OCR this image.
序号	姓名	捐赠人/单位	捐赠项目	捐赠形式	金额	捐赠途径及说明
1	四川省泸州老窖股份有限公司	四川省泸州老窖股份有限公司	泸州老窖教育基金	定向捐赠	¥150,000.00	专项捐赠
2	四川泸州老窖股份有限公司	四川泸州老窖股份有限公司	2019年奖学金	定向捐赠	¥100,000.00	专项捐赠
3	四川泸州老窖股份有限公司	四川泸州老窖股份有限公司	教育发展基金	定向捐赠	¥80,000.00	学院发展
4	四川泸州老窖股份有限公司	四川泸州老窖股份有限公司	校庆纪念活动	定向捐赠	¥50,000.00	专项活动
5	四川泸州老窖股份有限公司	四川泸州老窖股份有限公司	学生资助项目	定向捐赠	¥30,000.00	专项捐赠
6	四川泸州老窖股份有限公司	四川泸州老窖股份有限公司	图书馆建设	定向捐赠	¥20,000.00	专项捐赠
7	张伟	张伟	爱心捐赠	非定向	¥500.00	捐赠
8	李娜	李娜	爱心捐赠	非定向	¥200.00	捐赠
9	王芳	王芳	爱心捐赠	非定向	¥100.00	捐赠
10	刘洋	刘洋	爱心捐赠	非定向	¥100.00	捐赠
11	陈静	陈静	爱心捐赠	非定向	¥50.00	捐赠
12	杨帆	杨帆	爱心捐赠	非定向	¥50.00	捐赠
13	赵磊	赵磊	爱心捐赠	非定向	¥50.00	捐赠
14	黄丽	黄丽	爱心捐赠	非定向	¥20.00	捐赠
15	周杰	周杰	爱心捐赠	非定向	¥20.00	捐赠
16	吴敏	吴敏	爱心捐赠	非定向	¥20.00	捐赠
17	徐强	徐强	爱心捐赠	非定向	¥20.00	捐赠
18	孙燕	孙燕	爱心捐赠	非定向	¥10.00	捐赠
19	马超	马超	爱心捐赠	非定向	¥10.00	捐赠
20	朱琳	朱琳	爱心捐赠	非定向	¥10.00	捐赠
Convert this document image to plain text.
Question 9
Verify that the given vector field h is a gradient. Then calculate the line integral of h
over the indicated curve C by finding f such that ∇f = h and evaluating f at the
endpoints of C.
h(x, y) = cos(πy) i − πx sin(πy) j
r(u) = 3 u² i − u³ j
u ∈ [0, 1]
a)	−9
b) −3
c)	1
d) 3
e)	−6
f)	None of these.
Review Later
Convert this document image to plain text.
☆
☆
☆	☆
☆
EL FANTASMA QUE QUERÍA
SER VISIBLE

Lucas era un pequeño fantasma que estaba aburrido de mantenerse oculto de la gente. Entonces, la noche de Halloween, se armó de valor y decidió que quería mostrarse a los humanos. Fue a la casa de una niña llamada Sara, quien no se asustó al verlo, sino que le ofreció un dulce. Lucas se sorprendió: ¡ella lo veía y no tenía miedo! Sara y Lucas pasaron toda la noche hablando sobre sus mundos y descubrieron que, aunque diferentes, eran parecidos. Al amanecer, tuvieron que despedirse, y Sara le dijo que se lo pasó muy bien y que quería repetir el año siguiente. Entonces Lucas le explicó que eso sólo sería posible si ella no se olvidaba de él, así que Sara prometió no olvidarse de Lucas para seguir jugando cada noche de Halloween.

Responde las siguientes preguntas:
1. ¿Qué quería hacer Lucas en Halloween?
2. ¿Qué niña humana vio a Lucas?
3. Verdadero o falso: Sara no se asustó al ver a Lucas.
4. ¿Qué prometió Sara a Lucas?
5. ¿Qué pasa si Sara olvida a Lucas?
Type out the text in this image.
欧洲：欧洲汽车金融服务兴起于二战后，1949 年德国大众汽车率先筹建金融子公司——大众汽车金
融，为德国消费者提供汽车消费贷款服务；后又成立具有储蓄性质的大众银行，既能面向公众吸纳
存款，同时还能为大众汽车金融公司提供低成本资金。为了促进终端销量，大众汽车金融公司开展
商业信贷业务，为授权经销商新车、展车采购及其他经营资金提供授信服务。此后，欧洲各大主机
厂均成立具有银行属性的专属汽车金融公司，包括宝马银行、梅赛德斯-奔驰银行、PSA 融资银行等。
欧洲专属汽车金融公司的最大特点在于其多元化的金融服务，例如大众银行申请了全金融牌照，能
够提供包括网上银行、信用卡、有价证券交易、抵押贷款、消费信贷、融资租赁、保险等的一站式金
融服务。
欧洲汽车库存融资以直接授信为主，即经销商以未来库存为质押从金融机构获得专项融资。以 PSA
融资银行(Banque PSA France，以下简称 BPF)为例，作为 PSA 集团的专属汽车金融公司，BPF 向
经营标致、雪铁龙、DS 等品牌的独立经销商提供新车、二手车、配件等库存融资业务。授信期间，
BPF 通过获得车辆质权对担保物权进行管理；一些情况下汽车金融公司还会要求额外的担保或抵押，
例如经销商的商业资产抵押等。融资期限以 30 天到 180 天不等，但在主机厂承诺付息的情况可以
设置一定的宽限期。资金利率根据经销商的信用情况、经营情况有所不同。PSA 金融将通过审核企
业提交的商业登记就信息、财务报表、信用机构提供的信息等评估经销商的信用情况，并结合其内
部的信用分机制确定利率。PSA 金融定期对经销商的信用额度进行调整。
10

====

EXERCISE AIM - Every entry should be printed again exactly as written.

PROBLEM SOLUTION -
OCR this image.
序号	姓名	捐赠人/单位	捐赠项目	捐赠形式	金额	捐赠途径及说明
1	四川省泸州老窖股份有限公司	四川省泸州老窖股份有限公司	泸州老窖教育基金	定向捐赠	¥150,000.00	专项捐赠
2	四川泸州老窖股份有限公司	四川泸州老窖股份有限公司	2019年奖学金	定向捐赠	¥100,000.00	专项捐赠
3	四川泸州老窖股份有限公司	四川泸州老窖股份有限公司	教育发展基金	定向捐赠	¥80,000.00	学院发展
4	四川泸州老窖股份有限公司	四川泸州老窖股份有限公司	校庆纪念活动	定向捐赠	¥50,000.00	专项活动
5	四川泸州老窖股份有限公司	四川泸州老窖股份有限公司	学生资助项目	定向捐赠	¥30,000.00	专项捐赠
6	四川泸州老窖股份有限公司	四川泸州老窖股份有限公司	图书馆建设	定向捐赠	¥20,000.00	专项捐赠
7	张伟	张伟	爱心捐赠	非定向	¥500.00	捐赠
8	李娜	李娜	爱心捐赠	非定向	¥200.00	捐赠
9	王芳	王芳	爱心捐赠	非定向	¥100.00	捐赠
10	刘洋	刘洋	爱心捐赠	非定向	¥100.00	捐赠
11	陈静	陈静	爱心捐赠	非定向	¥50.00	捐赠
12	杨帆	杨帆	爱心捐赠	非定向	¥50.00	捐赠
13	赵磊	赵磊	爱心捐赠	非定向	¥50.00	捐赠
14	黄丽	黄丽	爱心捐赠	非定向	¥20.00	捐赠
15	周杰	周杰	爱心捐赠	非定向	¥20.00	捐赠
16	吴敏	吴敏	爱心捐赠	非定向	¥20.00	捐赠
17	徐强	徐强	爱心捐赠	非定向	¥20.00	捐赠
18	孙燕	孙燕	爱心捐赠	非定向	¥10.00	捐赠
19	马超	马超	爱心捐赠	非定向	¥10.00	捐赠
20	朱琳	朱琳	爱心捐赠	非定向	¥10.00	捐赠
Convert this document image to plain text.
Question 9
Verify that the given vector field h is a gradient. Then calculate the line integral of h
over the indicated curve C by finding f such that ∇f = h and evaluating f at the
endpoints of C.
h(x, y) = cos(πy) i − πx sin(πy) j
r(u) = 3 u² i − u³ j
u ∈ [0, 1]
a)	−9
b) −3
c)	1
d) 3
e)	−6
f)	None of these.
Review Later
Convert this document image to plain text.
☆
☆
☆	☆
☆
EL FANTASMA QUE QUERÍA
SER VISIBLE

Lucas era un pequeño fantasma que estaba aburrido de mantenerse oculto de la gente. Entonces, la noche de Halloween, se armó de valor y decidió que quería mostrarse a los humanos. Fue a la casa de una niña llamada Sara, quien no se asustó al verlo, sino que le ofreció un dulce. Lucas se sorprendió: ¡ella lo veía y no tenía miedo! Sara y Lucas pasaron toda la noche hablando sobre sus mundos y descubrieron que, aunque diferentes, eran parecidos. Al amanecer, tuvieron que despedirse, y Sara le dijo que se lo pasó muy bien y que quería repetir el año siguiente. Entonces Lucas le explicó que eso sólo sería posible si ella no se olvidaba de él, así que Sara prometió no olvidarse de Lucas para seguir jugando cada noche de Halloween.

Responde las siguientes preguntas:
1. ¿Qué quería hacer Lucas en Halloween?
2. ¿Qué niña humana vio a Lucas?
3. Verdadero o falso: Sara no se asustó al ver a Lucas.
4. ¿Qué prometió Sara a Lucas?
5. ¿Qué pasa si Sara olvida a Lucas?
Type out the text in this image.
欧洲：欧洲汽车金融服务兴起于二战后，1949 年德国大众汽车率先筹建金融子公司——大众汽车金
融，为德国消费者提供汽车消费贷款服务；后又成立具有储蓄性质的大众银行，既能面向公众吸纳
存款，同时还能为大众汽车金融公司提供低成本资金。为了促进终端销量，大众汽车金融公司开展
商业信贷业务，为授权经销商新车、展车采购及其他经营资金提供授信服务。此后，欧洲各大主机
厂均成立具有银行属性的专属汽车金融公司，包括宝马银行、梅赛德斯-奔驰银行、PSA 融资银行等。
欧洲专属汽车金融公司的最大特点在于其多元化的金融服务，例如大众银行申请了全金融牌照，能
够提供包括网上银行、信用卡、有价证券交易、抵押贷款、消费信贷、融资租赁、保险等的一站式金
融服务。
欧洲汽车库存融资以直接授信为主，即经销商以未来库存为质押从金融机构获得专项融资。以 PSA
融资银行(Banque PSA France，以下简称 BPF)为例，作为 PSA 集团的专属汽车金融公司，BPF 向
经营标致、雪铁龙、DS 等品牌的独立经销商提供新车、二手车、配件等库存融资业务。授信期间，
BPF 通过获得车辆质权对担保物权进行管理；一些情况下汽车金融公司还会要求额外的担保或抵押，
例如经销商的商业资产抵押等。融资期限以 30 天到 180 天不等，但在主机厂承诺付息的情况可以
设置一定的宽限期。资金利率根据经销商的信用情况、经营情况有所不同。PSA 金融将通过审核企
业提交的商业登记就信息、财务报表、信用机构提供的信息等评估经销商的信用情况，并结合其内
部的信用分机制确定利率。PSA 金融定期对经销商的信用额度进行调整。
10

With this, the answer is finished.